Short task - Arrange the lines from the one containing "Enumerate the UI" through the one containing "data-point-relative xyxy=(369,290,379,299)" as a two-column CSV headed input and output, with one row per input and the text that answers it. Put each value in a single quoted field, with line breaks changed to spaces.

Stored rows -
━━━━━━━━━━━━━━━━

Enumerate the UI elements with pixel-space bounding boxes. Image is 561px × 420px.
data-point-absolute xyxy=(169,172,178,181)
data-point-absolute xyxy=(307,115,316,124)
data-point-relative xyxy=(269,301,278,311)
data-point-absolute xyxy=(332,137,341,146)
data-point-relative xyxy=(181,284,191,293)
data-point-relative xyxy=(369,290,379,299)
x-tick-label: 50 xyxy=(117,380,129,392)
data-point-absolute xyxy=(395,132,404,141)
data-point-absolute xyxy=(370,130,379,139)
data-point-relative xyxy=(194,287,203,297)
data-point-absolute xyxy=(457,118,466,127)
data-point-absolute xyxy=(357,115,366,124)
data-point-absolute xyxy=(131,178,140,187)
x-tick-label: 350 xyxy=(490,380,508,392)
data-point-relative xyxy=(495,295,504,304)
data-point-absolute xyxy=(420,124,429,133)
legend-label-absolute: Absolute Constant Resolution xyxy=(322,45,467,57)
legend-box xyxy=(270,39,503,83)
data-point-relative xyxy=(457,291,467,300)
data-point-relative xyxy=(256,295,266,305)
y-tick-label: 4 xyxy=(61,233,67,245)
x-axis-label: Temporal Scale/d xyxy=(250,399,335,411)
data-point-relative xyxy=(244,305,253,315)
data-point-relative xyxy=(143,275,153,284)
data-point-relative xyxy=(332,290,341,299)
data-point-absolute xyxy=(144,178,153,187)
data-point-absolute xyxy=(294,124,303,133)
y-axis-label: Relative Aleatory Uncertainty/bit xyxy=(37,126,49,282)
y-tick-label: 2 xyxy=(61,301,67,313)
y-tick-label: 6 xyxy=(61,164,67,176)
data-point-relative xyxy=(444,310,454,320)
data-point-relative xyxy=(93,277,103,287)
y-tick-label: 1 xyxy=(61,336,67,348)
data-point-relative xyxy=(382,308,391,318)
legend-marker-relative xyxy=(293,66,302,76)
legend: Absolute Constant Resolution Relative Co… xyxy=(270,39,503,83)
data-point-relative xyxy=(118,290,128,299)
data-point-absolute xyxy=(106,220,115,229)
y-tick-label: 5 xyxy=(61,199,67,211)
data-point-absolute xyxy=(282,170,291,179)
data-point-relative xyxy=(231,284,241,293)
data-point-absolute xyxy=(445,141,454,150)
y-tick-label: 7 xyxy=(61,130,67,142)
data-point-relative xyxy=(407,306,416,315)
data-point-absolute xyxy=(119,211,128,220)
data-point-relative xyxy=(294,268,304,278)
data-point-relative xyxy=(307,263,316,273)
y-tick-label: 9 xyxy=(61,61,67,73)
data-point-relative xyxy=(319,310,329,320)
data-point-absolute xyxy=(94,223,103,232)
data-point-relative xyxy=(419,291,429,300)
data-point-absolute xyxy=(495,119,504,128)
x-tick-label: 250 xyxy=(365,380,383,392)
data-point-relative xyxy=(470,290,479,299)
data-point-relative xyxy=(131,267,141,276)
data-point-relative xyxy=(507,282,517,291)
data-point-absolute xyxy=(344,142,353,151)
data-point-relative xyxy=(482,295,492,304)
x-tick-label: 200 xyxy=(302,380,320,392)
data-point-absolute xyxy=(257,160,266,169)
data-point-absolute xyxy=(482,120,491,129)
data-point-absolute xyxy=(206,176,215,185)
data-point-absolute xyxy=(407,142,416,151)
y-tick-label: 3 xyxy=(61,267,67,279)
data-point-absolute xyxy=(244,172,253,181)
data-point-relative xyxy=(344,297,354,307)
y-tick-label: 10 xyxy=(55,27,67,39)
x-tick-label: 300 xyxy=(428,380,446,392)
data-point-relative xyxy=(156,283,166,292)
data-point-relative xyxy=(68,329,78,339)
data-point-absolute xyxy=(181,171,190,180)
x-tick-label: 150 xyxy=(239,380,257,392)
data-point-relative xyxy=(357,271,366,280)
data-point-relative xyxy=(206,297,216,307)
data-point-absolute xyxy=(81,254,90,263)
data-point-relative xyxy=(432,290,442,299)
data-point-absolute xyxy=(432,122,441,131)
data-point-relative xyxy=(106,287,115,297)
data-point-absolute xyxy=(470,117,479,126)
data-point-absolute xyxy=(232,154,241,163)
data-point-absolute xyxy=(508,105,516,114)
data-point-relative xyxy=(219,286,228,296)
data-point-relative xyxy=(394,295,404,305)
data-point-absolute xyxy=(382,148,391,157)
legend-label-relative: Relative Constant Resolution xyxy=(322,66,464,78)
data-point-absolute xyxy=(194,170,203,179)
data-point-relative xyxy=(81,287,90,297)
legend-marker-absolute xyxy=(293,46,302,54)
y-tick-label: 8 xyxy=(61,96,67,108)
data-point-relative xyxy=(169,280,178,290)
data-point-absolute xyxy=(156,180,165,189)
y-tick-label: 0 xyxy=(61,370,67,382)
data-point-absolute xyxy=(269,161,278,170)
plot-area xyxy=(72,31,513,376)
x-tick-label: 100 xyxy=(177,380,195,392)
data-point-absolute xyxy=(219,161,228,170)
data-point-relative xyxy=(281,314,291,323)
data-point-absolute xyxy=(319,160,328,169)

━━━━━━━━━━━━━━━━

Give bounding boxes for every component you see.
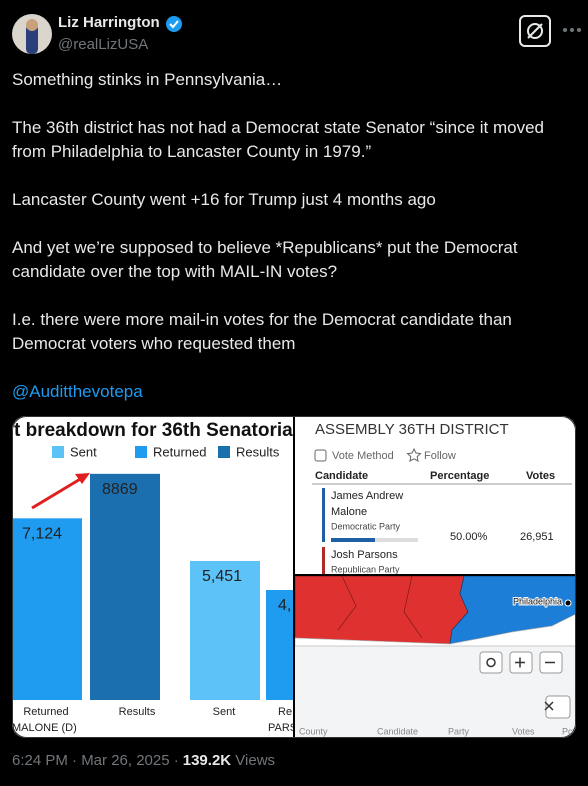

━━━━━━━━━━━━━━━━

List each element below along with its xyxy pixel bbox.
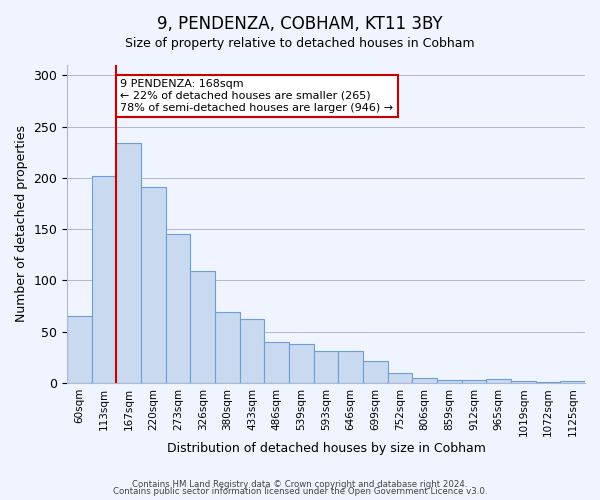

━━━━━━━━━━━━━━━━

Task output -
input,output
"Enumerate the UI elements with pixel-space bounding boxes. Image is 561px × 420px.","data-point-absolute xyxy=(169,172,178,181) data-point-absolute xyxy=(307,115,316,124) data-point-relative xyxy=(269,301,278,311) data-point-absolute xyxy=(332,137,341,146) data-point-relative xyxy=(181,284,191,293) data-point-relative xyxy=(369,290,379,299)"